§ AIM OF THE TASK
In the material below, the lines containing the word "Convert" are required; copy each of them.

Figure content listings:
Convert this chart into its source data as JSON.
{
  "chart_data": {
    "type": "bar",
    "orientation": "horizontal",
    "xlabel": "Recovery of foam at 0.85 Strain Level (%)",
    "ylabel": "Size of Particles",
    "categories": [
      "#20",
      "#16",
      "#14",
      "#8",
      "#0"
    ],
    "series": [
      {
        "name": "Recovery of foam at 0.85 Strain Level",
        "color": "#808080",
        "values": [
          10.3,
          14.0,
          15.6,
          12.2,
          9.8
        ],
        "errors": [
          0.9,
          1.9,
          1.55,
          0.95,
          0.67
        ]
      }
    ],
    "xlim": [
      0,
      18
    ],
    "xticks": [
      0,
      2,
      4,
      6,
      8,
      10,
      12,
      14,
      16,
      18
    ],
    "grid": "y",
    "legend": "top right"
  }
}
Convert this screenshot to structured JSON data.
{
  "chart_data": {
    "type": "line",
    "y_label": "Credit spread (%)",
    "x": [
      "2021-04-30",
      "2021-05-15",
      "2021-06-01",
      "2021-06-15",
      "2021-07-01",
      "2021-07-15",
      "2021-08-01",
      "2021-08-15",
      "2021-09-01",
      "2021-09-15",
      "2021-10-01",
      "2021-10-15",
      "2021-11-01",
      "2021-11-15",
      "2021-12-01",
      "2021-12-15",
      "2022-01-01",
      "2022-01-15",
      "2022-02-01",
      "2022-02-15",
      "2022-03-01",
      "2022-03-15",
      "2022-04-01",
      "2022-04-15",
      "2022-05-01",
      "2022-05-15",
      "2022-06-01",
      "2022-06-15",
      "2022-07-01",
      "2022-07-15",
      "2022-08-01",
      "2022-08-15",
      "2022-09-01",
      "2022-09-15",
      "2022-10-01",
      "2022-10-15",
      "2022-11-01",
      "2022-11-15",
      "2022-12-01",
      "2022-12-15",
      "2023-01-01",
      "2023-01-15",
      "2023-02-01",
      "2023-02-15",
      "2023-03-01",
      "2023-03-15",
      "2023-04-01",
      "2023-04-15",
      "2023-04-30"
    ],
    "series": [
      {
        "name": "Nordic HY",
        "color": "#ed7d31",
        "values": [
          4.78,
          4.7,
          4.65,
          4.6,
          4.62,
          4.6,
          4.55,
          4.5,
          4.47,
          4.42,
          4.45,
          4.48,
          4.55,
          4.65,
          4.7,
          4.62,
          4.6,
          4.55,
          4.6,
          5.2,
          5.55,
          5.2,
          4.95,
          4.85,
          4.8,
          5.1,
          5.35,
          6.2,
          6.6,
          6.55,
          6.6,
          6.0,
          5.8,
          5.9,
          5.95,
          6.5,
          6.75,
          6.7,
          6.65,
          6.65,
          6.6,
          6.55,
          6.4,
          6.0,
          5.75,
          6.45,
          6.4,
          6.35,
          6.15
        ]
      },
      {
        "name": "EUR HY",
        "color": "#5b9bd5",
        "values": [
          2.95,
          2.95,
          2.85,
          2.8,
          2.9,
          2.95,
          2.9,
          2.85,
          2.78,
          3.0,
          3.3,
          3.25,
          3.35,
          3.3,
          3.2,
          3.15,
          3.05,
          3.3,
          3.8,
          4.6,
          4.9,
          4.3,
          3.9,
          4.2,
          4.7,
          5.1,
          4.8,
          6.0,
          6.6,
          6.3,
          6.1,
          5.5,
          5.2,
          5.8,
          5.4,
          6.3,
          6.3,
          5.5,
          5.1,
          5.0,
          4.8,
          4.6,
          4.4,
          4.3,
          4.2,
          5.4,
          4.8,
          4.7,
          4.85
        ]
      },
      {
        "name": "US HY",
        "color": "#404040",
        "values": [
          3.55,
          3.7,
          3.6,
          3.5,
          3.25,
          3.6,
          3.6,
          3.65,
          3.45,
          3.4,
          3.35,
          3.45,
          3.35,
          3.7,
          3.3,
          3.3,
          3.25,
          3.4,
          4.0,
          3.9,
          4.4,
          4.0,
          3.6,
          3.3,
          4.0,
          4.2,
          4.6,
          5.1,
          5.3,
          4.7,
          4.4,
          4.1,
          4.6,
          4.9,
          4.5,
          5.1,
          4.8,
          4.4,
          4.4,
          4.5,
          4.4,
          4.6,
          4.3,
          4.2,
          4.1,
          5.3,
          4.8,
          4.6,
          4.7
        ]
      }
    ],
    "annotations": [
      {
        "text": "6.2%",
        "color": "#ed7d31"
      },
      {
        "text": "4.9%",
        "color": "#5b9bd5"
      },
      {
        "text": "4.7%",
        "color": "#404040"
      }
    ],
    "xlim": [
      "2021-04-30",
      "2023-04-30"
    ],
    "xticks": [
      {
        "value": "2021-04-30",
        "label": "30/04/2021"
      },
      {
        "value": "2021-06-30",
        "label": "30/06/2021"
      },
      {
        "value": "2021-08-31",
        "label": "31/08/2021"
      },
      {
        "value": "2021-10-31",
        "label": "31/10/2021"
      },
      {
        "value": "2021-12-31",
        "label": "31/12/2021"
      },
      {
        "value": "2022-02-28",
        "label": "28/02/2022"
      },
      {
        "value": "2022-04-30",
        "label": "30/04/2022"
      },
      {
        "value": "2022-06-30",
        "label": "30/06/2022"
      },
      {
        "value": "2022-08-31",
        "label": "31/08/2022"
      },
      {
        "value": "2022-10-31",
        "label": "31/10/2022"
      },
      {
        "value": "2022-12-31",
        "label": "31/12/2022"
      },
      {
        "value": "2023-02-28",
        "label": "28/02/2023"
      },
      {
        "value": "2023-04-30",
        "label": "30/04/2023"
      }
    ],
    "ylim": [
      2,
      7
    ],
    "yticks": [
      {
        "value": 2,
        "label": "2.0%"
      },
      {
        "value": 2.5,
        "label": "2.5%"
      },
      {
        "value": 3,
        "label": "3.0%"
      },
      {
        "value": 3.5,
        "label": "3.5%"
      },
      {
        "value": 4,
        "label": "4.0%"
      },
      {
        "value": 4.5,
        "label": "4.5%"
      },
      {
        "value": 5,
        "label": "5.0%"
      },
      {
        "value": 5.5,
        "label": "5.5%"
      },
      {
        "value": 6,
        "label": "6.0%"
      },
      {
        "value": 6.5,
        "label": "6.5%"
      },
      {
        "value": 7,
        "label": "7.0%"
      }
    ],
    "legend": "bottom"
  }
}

§ COMPLETED EXERCISE
Convert this chart into its source data as JSON.
Convert this screenshot to structured JSON data.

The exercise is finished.